*ТЕКСТ СТРАНИЦЫ*:
Главное же достоинство книги Дэвида Дайчеса заключается в том, что ее автор легко, раскованно, доказательно, с изяществом и проницательностью, свойственными традиции английского эссе, исполнил обещанное в заглавии — показал большого писателя в единстве и взаимодействии с его миром, позволил прочувствовать «время» и «место», подарившие человечеству творения Вальтера Скотта, эту непреходящую ценность национальной, европейской и мировой культуры.
В. Скороденко
Сэр Вальтер Скотт и его мир
СЕМЬЯ
На тридцать седьмом году жизни в апреле 1808 года Вальтер Скотт, уже известный редактор, антиквар и поэт, находясь в Ашестиле, «славном сельском особняке с видом на Твид», куда он перебрался в 1804 году, принялся за автобиографический очерк. Начал он с родословной, ибо все связанное с «корнями» и предками, тем паче его собственными, неизменно вызывало его интерес.

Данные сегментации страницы

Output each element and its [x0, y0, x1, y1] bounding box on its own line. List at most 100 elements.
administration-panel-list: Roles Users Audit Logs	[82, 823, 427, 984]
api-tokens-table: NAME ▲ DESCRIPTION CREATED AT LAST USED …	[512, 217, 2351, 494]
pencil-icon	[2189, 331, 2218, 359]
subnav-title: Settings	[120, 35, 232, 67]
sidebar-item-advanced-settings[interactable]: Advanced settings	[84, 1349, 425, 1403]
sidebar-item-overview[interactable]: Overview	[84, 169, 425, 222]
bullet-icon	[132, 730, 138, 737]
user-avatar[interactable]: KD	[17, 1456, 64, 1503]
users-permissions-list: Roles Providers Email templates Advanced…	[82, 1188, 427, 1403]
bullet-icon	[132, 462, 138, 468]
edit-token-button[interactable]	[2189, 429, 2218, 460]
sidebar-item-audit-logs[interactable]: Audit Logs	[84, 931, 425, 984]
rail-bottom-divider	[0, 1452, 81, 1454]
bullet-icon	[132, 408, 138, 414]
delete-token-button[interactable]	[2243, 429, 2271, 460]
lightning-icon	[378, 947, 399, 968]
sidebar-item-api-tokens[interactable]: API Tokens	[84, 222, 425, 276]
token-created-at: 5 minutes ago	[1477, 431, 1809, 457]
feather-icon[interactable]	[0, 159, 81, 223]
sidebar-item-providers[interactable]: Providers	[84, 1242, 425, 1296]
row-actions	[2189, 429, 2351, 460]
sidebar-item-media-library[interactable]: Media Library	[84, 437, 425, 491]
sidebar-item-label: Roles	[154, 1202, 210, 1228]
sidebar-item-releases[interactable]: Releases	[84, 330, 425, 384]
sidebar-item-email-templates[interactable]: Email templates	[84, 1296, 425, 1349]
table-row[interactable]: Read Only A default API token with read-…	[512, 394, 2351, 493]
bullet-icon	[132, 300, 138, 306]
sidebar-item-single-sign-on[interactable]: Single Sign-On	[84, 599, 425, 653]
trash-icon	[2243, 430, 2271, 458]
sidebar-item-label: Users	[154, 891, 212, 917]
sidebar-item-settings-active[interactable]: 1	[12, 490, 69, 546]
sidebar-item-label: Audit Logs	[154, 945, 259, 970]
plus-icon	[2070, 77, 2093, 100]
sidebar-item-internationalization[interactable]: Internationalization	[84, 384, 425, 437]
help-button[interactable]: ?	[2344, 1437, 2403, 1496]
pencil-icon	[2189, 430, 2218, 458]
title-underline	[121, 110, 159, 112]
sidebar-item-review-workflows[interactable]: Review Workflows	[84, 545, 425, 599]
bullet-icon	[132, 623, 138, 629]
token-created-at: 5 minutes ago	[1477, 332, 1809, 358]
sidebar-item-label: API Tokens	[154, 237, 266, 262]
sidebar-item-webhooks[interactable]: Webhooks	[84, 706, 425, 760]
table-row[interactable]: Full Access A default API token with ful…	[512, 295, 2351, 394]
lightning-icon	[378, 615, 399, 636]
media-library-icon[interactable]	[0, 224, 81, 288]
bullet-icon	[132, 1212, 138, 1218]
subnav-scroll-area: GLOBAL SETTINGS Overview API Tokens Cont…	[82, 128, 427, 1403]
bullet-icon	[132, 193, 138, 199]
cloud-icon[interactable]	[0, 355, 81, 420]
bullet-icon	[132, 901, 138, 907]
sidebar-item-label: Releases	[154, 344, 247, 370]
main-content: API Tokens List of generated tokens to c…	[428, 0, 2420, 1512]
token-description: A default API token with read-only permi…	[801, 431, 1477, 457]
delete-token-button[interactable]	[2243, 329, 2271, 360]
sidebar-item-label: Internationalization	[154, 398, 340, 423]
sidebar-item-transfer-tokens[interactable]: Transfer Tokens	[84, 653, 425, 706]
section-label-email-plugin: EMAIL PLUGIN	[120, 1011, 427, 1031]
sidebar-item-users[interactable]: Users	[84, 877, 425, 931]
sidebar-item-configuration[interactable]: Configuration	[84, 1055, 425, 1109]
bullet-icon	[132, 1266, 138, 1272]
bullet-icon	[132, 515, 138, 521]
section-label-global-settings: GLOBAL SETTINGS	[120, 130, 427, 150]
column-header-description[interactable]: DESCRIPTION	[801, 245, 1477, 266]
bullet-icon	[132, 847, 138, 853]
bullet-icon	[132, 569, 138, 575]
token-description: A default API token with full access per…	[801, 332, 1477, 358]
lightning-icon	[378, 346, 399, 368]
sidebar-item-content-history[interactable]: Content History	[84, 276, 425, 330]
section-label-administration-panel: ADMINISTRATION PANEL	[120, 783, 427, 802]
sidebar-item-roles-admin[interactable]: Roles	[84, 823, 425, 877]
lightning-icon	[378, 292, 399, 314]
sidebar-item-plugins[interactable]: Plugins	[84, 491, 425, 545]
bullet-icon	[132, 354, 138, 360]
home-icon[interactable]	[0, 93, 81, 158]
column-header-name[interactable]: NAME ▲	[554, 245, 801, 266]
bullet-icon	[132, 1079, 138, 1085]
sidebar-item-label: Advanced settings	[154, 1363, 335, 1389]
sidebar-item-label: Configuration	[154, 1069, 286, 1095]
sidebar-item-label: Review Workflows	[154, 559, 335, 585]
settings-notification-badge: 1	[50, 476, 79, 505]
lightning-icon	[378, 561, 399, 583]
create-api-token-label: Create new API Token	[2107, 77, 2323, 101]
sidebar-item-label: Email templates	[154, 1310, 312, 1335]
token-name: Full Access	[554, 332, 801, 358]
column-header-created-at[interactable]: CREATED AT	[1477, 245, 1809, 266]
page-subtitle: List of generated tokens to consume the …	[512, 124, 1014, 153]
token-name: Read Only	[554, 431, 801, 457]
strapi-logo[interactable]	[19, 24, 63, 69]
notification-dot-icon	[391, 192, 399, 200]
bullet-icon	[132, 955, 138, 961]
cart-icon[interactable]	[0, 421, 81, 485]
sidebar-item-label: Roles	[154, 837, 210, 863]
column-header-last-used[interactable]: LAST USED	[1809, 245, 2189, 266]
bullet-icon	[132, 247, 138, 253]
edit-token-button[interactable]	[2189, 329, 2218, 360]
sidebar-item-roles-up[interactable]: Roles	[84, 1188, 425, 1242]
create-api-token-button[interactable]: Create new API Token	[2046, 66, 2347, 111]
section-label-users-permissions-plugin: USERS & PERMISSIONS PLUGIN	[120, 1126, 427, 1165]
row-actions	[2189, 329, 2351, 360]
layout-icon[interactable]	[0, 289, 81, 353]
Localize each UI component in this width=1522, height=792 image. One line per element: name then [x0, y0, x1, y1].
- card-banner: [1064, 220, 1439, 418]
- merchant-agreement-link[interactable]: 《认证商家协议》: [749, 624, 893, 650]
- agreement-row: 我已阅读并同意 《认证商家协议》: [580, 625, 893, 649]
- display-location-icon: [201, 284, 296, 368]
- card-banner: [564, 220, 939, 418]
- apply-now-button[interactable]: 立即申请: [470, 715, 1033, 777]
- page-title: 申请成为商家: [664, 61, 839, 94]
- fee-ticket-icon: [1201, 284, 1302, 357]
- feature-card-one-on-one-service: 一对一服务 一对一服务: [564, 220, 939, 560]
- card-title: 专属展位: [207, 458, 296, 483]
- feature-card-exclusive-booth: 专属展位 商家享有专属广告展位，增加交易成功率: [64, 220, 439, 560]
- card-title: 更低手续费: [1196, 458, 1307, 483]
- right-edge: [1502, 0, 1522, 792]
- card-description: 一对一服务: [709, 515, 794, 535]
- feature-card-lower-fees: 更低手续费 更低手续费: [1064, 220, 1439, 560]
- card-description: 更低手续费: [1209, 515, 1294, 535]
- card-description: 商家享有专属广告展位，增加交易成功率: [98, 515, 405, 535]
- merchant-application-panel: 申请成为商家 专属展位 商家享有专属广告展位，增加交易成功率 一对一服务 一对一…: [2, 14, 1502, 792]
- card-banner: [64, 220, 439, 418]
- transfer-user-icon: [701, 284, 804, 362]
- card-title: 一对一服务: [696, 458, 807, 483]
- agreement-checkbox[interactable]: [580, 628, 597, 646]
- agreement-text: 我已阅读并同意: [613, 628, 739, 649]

*ЗАДАНИЕ*: Процитируйте целиком и дословно текст о Вальтере Скотте. Листинг получен из другого источника.

*ОТВЕТ*:
Главное же достоинство книги Дэвида Дайчеса заключается в том, что ее автор легко, раскованно, доказательно, с изяществом и проницательностью, свойственными традиции английского эссе, исполнил обещанное в заглавии — показал большого писателя в единстве и взаимодействии с его миром, позволил прочувствовать «время» и «место», подарившие человечеству творения Вальтера Скотта, эту непреходящую ценность национальной, европейской и мировой культуры.
В. Скороденко
Сэр Вальтер Скотт и его мир
СЕМЬЯ
На тридцать седьмом году жизни в апреле 1808 года Вальтер Скотт, уже известный редактор, антиквар и поэт, находясь в Ашестиле, «славном сельском особняке с видом на Твид», куда он перебрался в 1804 году, принялся за автобиографический очерк. Начал он с родословной, ибо все связанное с «корнями» и предками, тем паче его собственными, неизменно вызывало его интерес.